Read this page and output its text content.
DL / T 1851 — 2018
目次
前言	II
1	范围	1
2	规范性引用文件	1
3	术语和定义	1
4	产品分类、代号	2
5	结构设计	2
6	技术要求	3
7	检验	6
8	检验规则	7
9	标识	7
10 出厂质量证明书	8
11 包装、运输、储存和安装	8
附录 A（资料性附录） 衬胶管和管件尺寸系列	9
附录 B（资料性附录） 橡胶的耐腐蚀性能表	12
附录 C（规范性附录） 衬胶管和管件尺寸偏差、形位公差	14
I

» **GIVEN EXERCISE**
Output each record exactly, leaving nothing out.

» **TASK RESPONSE**
Read this page and output its text content.
DL / T 1851 — 2018
目次
前言	II
1	范围	1
2	规范性引用文件	1
3	术语和定义	1
4	产品分类、代号	2
5	结构设计	2
6	技术要求	3
7	检验	6
8	检验规则	7
9	标识	7
10 出厂质量证明书	8
11 包装、运输、储存和安装	8
附录 A（资料性附录） 衬胶管和管件尺寸系列	9
附录 B（资料性附录） 橡胶的耐腐蚀性能表	12
附录 C（规范性附录） 衬胶管和管件尺寸偏差、形位公差	14
I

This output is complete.